### REQUIRED WORK
Retype, word for word, the line containing "Transcribe the text in this document." and every line after it to the end. Skip pictures.

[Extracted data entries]
Begin
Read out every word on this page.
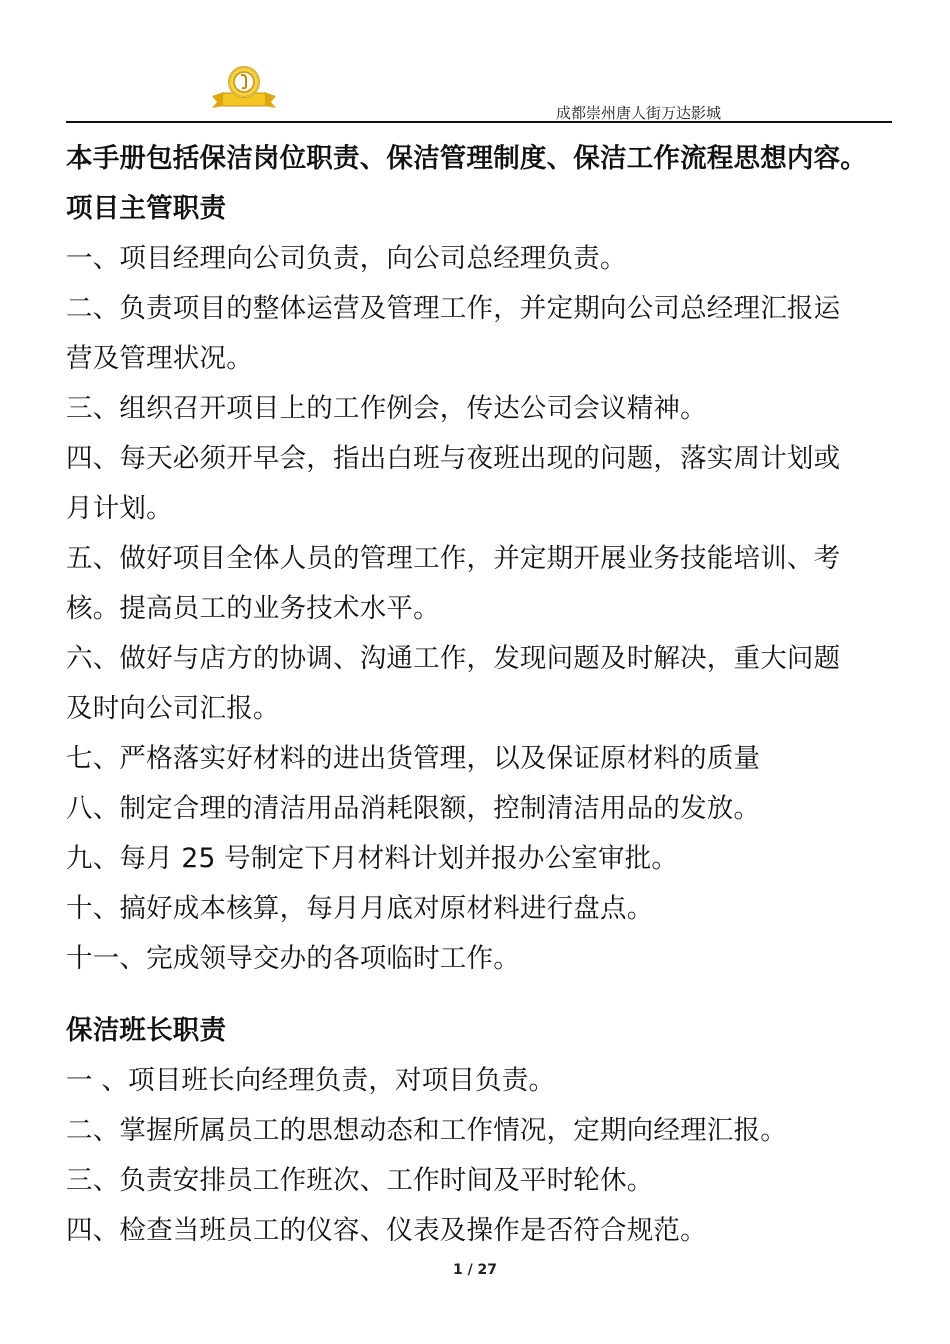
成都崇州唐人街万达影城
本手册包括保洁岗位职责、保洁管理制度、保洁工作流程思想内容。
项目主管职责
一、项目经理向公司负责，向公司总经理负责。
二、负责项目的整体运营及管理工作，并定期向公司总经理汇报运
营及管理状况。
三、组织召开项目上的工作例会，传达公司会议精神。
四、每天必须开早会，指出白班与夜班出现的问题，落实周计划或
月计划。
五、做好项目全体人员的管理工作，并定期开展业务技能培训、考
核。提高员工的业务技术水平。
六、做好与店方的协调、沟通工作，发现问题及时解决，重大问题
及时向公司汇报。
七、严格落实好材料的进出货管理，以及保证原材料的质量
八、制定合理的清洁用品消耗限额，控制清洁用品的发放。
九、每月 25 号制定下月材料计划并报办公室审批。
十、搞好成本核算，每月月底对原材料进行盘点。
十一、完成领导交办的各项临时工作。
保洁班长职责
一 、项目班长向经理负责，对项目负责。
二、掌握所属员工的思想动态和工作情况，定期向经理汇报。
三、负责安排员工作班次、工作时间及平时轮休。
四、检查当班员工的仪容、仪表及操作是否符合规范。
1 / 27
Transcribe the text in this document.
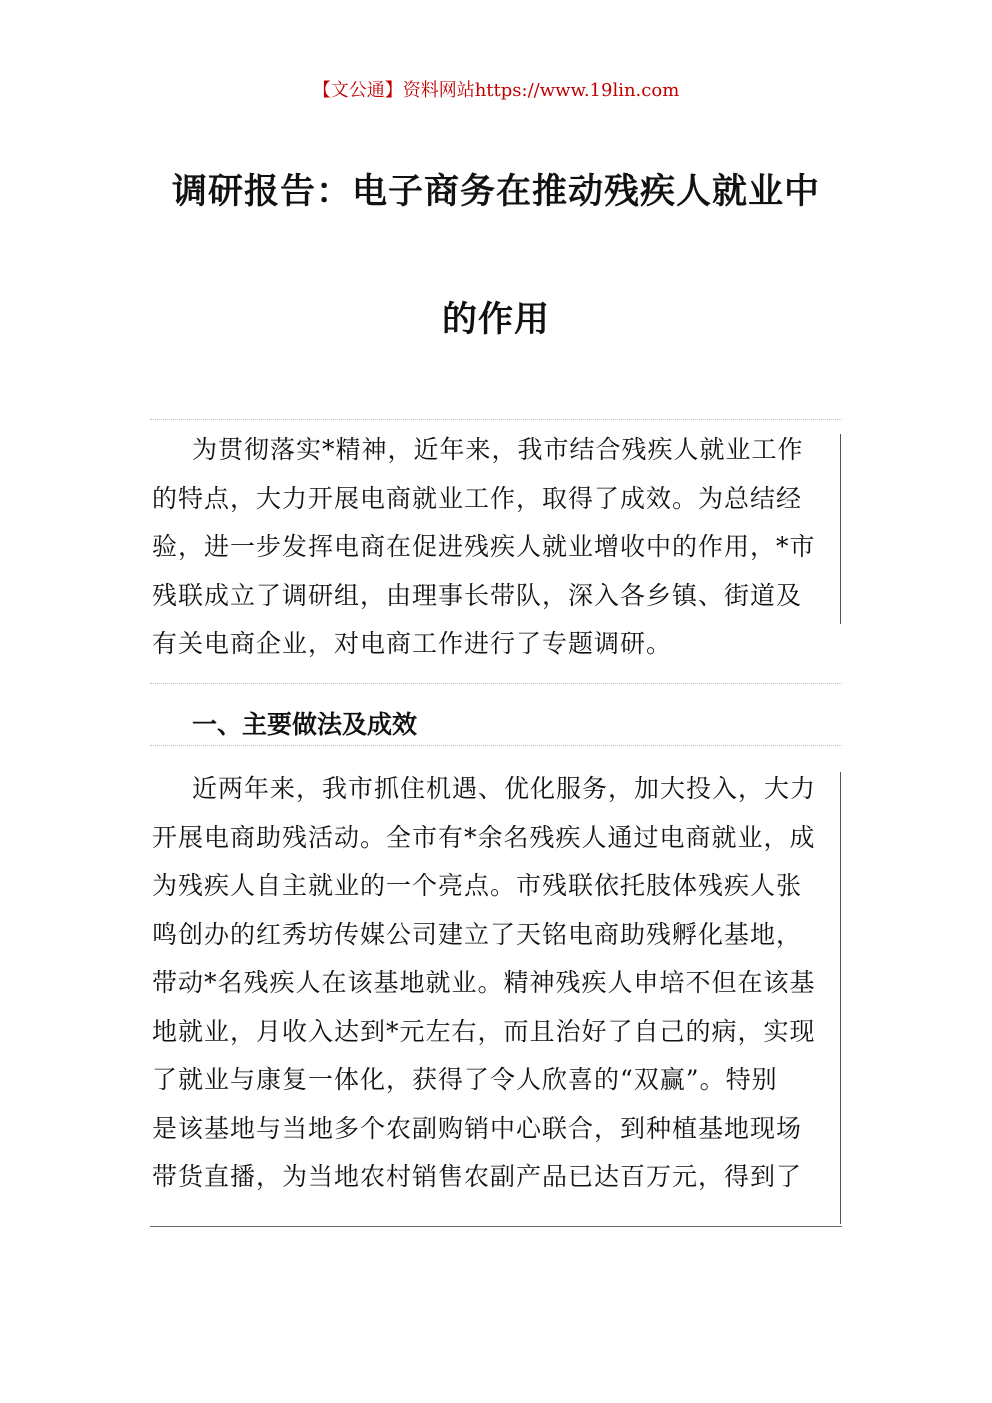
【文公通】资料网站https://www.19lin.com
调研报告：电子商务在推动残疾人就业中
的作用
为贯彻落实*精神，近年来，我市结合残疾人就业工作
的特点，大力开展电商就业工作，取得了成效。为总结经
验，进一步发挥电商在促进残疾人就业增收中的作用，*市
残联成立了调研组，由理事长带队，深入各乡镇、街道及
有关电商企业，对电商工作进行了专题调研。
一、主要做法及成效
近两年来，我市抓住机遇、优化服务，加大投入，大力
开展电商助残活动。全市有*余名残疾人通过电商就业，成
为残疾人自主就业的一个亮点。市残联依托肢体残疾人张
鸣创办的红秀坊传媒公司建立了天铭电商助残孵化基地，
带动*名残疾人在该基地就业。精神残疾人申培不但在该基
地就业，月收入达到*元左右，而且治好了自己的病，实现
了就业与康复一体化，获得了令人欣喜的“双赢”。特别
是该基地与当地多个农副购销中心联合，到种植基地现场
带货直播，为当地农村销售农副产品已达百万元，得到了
End
### TASK SOLUTION
Transcribe the text in this document.
【文公通】资料网站https://www.19lin.com
调研报告：电子商务在推动残疾人就业中
的作用
为贯彻落实*精神，近年来，我市结合残疾人就业工作
的特点，大力开展电商就业工作，取得了成效。为总结经
验，进一步发挥电商在促进残疾人就业增收中的作用，*市
残联成立了调研组，由理事长带队，深入各乡镇、街道及
有关电商企业，对电商工作进行了专题调研。
一、主要做法及成效
近两年来，我市抓住机遇、优化服务，加大投入，大力
开展电商助残活动。全市有*余名残疾人通过电商就业，成
为残疾人自主就业的一个亮点。市残联依托肢体残疾人张
鸣创办的红秀坊传媒公司建立了天铭电商助残孵化基地，
带动*名残疾人在该基地就业。精神残疾人申培不但在该基
地就业，月收入达到*元左右，而且治好了自己的病，实现
了就业与康复一体化，获得了令人欣喜的“双赢”。特别
是该基地与当地多个农副购销中心联合，到种植基地现场
带货直播，为当地农村销售农副产品已达百万元，得到了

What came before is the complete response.